## Data supplied
------------------------

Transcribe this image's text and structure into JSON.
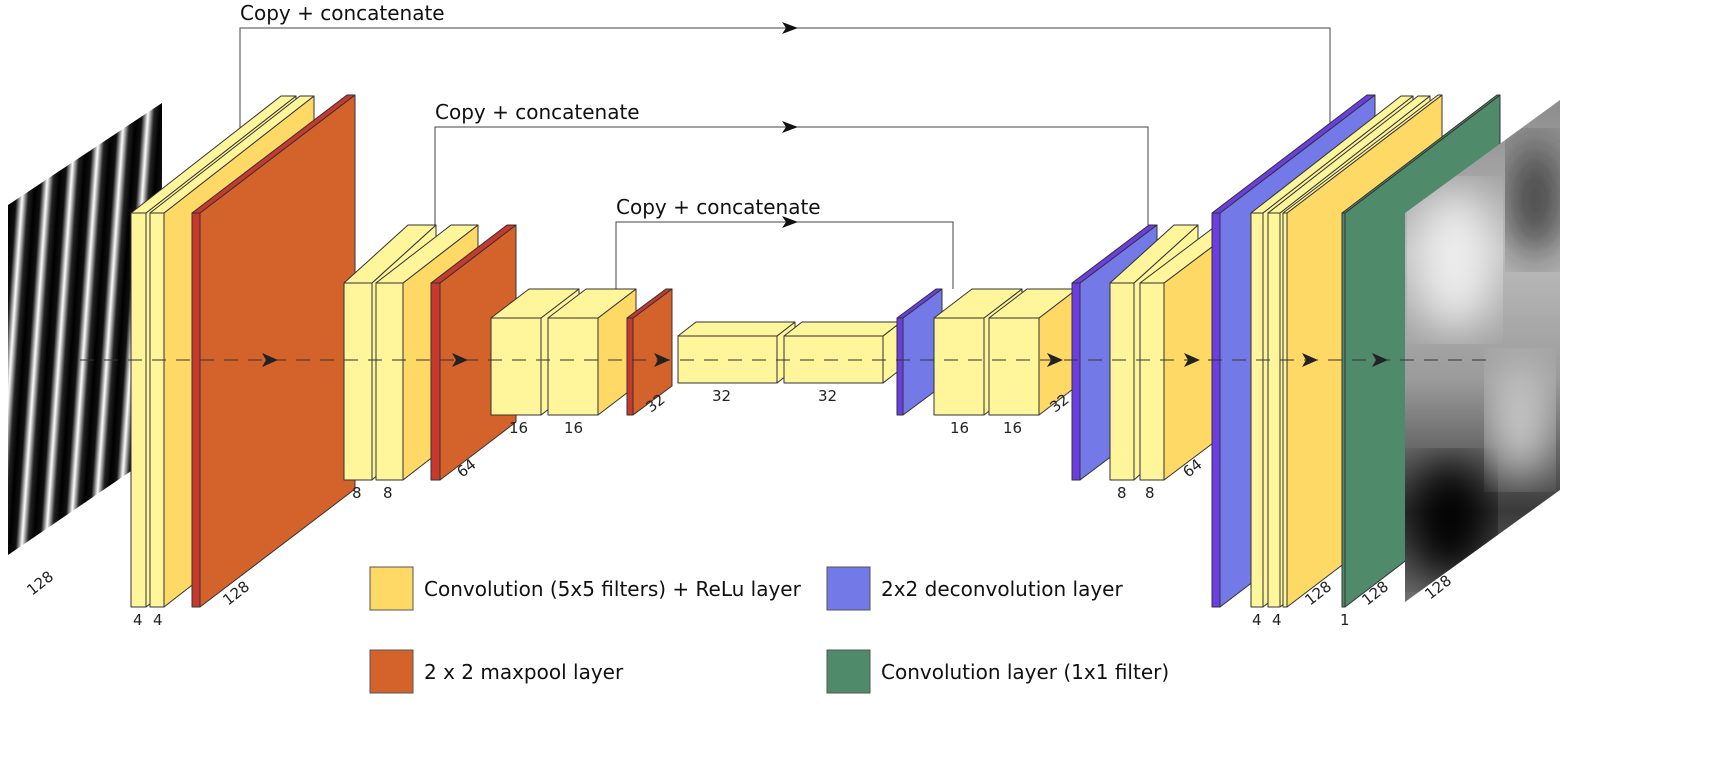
{
  "colors": {
    "conv_light": "#fff59b",
    "conv_dark": "#fed966",
    "maxpool": "#d4632b",
    "maxpool_front": "#c7392c",
    "deconv": "#7479e8",
    "deconv_front": "#6b3ee4",
    "conv1x1": "#4f8a6b",
    "edge": "#333333"
  },
  "skip_connections": [
    {
      "label": "Copy + concatenate"
    },
    {
      "label": "Copy + concatenate"
    },
    {
      "label": "Copy + concatenate"
    }
  ],
  "dimension_labels": {
    "input": "128",
    "enc1": [
      "4",
      "4",
      "128"
    ],
    "enc2": [
      "8",
      "8",
      "64"
    ],
    "enc3": [
      "16",
      "16",
      "32"
    ],
    "bottleneck": [
      "32",
      "32"
    ],
    "dec3": [
      "16",
      "16",
      "32"
    ],
    "dec2": [
      "8",
      "8",
      "64"
    ],
    "dec1": [
      "4",
      "4",
      "128"
    ],
    "final": [
      "1",
      "128"
    ],
    "output": "128"
  },
  "legend": [
    {
      "label": "Convolution (5x5 filters) + ReLu layer",
      "color": "#fed966"
    },
    {
      "label": "2x2 deconvolution layer",
      "color": "#7479e8"
    },
    {
      "label": "2 x 2 maxpool layer",
      "color": "#d4632b"
    },
    {
      "label": "Convolution layer (1x1 filter)",
      "color": "#4f8a6b"
    }
  ]
}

------------------------

## Problem to solve
Quote every record above exactly, leaving out any pictures.

## Output
Transcribe this image's text and structure into JSON.
{
  "colors": {
    "conv_light": "#fff59b",
    "conv_dark": "#fed966",
    "maxpool": "#d4632b",
    "maxpool_front": "#c7392c",
    "deconv": "#7479e8",
    "deconv_front": "#6b3ee4",
    "conv1x1": "#4f8a6b",
    "edge": "#333333"
  },
  "skip_connections": [
    {
      "label": "Copy + concatenate"
    },
    {
      "label": "Copy + concatenate"
    },
    {
      "label": "Copy + concatenate"
    }
  ],
  "dimension_labels": {
    "input": "128",
    "enc1": [
      "4",
      "4",
      "128"
    ],
    "enc2": [
      "8",
      "8",
      "64"
    ],
    "enc3": [
      "16",
      "16",
      "32"
    ],
    "bottleneck": [
      "32",
      "32"
    ],
    "dec3": [
      "16",
      "16",
      "32"
    ],
    "dec2": [
      "8",
      "8",
      "64"
    ],
    "dec1": [
      "4",
      "4",
      "128"
    ],
    "final": [
      "1",
      "128"
    ],
    "output": "128"
  },
  "legend": [
    {
      "label": "Convolution (5x5 filters) + ReLu layer",
      "color": "#fed966"
    },
    {
      "label": "2x2 deconvolution layer",
      "color": "#7479e8"
    },
    {
      "label": "2 x 2 maxpool layer",
      "color": "#d4632b"
    },
    {
      "label": "Convolution layer (1x1 filter)",
      "color": "#4f8a6b"
    }
  ]
}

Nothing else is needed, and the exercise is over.